-- Start --
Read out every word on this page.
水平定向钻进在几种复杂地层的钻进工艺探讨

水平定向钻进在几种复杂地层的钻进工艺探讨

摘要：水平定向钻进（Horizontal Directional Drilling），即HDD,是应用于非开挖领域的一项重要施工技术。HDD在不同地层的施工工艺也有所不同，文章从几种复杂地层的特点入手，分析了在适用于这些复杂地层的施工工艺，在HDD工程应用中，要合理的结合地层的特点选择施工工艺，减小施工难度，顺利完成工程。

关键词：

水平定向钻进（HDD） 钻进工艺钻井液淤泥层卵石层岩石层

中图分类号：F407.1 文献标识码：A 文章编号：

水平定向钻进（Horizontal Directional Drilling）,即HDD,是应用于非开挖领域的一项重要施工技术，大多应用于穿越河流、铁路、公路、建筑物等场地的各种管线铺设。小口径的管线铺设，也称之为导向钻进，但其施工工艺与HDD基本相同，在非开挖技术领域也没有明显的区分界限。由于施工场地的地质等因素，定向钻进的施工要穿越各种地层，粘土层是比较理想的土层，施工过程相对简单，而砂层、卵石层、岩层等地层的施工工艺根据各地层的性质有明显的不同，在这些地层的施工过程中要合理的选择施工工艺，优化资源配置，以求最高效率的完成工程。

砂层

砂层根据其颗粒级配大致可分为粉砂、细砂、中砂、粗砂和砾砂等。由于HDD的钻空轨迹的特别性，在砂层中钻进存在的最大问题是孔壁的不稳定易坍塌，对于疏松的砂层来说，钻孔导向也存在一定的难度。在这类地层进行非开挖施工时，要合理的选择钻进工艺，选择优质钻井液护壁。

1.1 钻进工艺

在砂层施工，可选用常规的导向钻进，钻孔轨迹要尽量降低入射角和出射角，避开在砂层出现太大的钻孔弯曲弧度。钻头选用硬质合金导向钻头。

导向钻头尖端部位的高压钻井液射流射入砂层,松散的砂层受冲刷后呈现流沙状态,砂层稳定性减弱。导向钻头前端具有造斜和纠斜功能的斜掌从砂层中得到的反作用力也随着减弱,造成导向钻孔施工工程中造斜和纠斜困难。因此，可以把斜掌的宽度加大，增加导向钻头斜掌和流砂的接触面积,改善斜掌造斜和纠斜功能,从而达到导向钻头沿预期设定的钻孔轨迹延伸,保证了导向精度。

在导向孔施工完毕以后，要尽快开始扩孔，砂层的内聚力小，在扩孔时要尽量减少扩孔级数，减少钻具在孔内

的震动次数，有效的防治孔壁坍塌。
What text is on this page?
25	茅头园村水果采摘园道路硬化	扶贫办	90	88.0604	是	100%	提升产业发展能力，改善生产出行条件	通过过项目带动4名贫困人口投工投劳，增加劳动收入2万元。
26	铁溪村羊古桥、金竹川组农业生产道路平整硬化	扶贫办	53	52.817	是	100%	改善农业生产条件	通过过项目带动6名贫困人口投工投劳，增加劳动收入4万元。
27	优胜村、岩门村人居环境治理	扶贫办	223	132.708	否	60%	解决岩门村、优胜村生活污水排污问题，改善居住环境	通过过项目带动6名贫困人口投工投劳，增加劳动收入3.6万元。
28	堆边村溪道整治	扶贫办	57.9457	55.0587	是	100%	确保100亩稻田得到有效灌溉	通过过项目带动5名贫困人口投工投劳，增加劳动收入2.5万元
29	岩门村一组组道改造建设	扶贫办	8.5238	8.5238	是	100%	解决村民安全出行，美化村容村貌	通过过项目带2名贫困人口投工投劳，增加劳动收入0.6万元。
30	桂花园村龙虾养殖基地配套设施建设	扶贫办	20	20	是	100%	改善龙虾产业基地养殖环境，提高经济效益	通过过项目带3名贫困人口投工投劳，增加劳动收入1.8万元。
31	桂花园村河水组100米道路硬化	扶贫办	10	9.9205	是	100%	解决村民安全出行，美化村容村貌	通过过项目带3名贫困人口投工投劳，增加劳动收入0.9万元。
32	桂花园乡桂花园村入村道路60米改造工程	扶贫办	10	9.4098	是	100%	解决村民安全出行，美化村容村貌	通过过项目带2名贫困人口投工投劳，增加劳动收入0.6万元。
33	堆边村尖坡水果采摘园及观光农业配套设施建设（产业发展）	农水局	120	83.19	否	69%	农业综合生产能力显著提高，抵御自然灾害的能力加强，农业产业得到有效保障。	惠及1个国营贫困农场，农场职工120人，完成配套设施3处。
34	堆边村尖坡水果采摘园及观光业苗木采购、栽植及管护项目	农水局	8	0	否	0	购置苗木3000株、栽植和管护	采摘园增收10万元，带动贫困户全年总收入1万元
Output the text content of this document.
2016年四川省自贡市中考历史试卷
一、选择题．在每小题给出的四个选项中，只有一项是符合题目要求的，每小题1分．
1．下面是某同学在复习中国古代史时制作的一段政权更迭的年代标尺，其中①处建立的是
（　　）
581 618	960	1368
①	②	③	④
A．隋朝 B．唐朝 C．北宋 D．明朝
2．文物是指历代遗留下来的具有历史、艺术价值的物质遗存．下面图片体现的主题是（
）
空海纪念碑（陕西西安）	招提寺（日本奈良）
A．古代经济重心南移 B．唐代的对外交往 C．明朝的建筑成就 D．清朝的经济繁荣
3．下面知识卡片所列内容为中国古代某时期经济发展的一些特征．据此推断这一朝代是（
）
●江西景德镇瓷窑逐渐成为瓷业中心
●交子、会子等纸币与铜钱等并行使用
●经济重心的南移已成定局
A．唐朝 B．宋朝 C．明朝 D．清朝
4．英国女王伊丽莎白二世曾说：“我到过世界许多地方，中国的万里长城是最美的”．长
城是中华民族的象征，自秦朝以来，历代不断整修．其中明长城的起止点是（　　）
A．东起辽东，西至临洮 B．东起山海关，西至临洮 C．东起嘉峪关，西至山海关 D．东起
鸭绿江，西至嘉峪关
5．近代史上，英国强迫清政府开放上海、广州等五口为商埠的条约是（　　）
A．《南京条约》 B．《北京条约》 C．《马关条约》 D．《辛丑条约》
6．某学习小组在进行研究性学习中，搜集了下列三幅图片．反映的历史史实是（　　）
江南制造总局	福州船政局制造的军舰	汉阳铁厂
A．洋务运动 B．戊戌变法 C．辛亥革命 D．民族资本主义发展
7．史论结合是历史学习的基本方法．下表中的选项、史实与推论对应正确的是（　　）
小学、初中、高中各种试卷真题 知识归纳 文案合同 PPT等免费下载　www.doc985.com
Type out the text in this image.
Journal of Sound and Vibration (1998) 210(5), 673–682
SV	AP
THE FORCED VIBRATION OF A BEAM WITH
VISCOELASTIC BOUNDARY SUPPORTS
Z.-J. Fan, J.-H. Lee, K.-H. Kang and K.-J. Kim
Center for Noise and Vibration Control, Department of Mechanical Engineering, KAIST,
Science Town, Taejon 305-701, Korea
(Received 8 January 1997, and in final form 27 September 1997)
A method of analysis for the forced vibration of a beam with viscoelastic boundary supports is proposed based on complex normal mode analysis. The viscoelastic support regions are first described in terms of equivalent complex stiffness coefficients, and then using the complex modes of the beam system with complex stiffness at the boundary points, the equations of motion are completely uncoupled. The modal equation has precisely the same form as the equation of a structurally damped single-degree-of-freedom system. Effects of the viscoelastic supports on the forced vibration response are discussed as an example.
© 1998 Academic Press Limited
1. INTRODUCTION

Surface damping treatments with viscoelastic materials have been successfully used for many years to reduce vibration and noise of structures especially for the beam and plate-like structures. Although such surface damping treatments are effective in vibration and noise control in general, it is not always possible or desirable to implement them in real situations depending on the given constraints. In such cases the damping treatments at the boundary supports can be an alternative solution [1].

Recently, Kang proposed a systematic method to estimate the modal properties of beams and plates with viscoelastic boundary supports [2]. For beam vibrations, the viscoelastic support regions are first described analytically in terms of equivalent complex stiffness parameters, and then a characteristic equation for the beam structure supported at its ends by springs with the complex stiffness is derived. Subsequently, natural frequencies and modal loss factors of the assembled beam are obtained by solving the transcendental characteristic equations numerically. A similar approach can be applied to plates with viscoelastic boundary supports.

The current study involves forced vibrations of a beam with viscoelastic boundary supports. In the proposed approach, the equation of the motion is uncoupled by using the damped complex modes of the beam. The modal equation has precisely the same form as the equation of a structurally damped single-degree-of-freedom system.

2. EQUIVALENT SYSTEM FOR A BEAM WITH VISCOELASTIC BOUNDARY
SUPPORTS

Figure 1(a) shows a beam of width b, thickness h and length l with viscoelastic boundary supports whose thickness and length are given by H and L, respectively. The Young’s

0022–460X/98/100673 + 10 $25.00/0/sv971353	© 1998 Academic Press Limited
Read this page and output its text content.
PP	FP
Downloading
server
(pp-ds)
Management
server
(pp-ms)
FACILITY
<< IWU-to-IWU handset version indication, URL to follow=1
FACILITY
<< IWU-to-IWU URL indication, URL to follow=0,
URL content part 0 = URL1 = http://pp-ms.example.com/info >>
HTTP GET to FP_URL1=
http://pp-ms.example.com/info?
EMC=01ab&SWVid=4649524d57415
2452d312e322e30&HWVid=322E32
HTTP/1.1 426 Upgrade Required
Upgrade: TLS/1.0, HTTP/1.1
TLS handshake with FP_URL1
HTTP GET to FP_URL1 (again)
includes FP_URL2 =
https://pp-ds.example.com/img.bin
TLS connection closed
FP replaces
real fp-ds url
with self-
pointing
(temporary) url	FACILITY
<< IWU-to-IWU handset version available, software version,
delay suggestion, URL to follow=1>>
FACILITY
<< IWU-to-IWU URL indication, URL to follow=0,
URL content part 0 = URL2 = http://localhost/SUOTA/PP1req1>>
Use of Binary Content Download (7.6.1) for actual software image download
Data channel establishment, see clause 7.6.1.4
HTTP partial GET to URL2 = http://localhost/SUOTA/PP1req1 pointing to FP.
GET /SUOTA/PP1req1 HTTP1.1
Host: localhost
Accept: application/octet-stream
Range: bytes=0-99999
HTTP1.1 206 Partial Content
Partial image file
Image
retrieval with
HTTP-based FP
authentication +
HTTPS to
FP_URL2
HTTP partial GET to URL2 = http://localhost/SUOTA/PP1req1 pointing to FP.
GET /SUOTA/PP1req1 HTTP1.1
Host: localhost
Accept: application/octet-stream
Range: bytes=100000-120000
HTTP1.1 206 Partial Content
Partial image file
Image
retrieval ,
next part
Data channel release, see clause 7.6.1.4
-- End --
Extract all lines from the data in which "follow" is found.

<< IWU-to-IWU handset version indication, URL to follow=1
<< IWU-to-IWU URL indication, URL to follow=0,
delay suggestion, URL to follow=1>>
<< IWU-to-IWU URL indication, URL to follow=0,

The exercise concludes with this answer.